### SELECTION
Page 3 of your prior post spoke to these camera options:

There's a few things you should consider for SOOC success shooting in JPEG.

1. Know you camera. And, make the camera easy to use.

Consider shooting in Aperture priority in Auto ISO. Then, review your lenses and decide which is appropriate: f/5 and be there, f/4 and be there or f/2 and be there. If you're not familiar with these apertures, take the capable lens and aperture and shoot just that one aperture for an entire day (3+ hours at least). See what you like / don't like.

In these modern times, try to use a VR-enabled lens.

Use a default +0.3 Exposure Compensation (EC). If you're shooting outside direct light, consider a default +0.7.

2. Update your Nikon Picture Control

I think Nikon's Vivid overdoes it. Try it, see if you like Vivid. If not, try updating Standard so Sharpening is maybe 6.0, Clarity is +1, Contrast is +1, and Saturation is +1. Shoot with this updated 'standard' picture control or rename to your own custom name.

### STATED EXERCISE A
In the JPEG shooting tips, what default exposure compensation is suggested for shooting outside direct light?
### STATED EXERCISE B
Carry on the JPEG shooting tips from the point where they stop.

### INFORMATION GIVEN

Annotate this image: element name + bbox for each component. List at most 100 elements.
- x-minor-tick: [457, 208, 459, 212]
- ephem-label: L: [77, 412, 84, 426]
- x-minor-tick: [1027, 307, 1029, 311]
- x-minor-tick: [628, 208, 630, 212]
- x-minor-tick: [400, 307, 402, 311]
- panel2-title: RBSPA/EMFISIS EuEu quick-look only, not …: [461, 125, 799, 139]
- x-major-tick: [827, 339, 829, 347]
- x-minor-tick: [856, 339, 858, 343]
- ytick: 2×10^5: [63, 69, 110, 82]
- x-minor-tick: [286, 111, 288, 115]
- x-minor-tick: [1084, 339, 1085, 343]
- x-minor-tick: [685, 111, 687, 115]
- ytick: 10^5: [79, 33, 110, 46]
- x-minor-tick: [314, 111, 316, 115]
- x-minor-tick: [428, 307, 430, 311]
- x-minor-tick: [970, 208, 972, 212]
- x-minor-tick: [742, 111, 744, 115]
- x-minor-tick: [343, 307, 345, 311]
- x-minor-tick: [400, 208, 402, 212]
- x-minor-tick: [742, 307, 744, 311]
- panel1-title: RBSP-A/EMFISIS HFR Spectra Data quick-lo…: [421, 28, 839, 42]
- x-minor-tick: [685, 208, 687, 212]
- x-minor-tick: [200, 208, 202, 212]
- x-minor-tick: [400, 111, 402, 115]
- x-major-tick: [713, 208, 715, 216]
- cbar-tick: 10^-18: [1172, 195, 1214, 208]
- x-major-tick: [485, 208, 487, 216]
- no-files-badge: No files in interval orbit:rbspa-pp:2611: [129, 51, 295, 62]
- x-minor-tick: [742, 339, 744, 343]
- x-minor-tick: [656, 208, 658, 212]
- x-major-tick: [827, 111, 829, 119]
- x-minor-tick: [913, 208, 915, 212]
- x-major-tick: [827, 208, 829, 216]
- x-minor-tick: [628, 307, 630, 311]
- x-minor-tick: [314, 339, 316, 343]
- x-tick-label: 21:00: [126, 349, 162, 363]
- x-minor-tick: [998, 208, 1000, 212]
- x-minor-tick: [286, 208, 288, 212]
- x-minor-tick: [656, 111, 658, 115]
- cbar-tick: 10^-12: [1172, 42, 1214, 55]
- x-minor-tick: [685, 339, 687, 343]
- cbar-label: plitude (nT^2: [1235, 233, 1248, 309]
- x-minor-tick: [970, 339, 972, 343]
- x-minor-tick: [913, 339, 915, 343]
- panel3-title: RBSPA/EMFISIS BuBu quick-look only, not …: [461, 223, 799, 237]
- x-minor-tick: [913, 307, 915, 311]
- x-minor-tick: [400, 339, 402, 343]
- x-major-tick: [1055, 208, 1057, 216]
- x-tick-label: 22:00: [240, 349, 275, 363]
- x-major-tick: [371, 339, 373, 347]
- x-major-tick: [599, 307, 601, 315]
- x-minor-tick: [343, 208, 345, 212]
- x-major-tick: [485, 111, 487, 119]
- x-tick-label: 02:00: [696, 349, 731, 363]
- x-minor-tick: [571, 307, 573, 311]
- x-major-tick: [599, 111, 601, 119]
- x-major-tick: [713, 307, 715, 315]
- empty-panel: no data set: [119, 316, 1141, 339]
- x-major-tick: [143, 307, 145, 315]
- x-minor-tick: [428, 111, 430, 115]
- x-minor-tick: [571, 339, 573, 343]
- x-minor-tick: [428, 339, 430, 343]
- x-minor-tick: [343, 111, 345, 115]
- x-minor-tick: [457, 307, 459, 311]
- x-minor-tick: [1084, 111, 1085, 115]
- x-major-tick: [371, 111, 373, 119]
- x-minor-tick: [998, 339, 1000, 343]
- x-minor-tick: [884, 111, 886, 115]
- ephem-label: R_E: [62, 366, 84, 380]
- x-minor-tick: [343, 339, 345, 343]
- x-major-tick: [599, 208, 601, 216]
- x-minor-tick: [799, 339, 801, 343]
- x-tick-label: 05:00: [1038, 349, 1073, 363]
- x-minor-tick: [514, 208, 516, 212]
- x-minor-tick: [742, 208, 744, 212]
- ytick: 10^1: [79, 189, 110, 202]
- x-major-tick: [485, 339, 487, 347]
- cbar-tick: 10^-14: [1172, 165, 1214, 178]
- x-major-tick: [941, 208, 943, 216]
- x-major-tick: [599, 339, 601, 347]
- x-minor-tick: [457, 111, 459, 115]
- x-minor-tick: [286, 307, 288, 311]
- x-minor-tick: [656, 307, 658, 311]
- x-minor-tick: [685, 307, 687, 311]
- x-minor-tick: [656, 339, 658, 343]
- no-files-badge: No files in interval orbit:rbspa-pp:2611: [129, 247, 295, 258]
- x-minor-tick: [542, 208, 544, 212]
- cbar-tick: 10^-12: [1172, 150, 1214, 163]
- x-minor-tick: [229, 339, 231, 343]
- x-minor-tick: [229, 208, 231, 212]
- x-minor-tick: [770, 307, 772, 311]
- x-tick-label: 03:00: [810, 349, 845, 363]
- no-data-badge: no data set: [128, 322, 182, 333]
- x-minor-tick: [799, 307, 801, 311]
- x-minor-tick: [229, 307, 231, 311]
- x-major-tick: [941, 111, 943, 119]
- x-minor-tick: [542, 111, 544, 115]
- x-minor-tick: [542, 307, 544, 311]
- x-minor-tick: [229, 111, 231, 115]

### TASK ANSWER A
A default of +0.7 EC.

### TASK ANSWER B
3. Preset your AF point

You mentioned not being able to fiddle with your camera fast enough. One area to save time is decide where the focus should be and have the AF point or group / zone in that position before raising your camera. Assuming a landscape orientation, pre-position the AF off center on the upper 1/3 to the left or right of the center line through the frame. Position your body and raise the camera so the subject falls naturally at your pre-positioned AF point. As you shoot and compose and encounter new situations, just move that pre-positioned AF point / group back and forth across the top of the landscape frame between those two off-center positions.

4. Use the quickest and surest AF

Set your camera to AF-C continuous focus. Move the AF to a Back-Button-Focus (BBF) or leave on the shutter. Either way, have the camera in 'focus mode' as soon as you get the viewfinder to your eye. As soon as you have the framing / zoom, release the shutter in a low-speed continuous burst for 3- to 5-frames.

5 Use the sRGB colorspace

If you really don't want to process your images and want results 'ready for posting', be sure to use the universal online colorspace: sRGB.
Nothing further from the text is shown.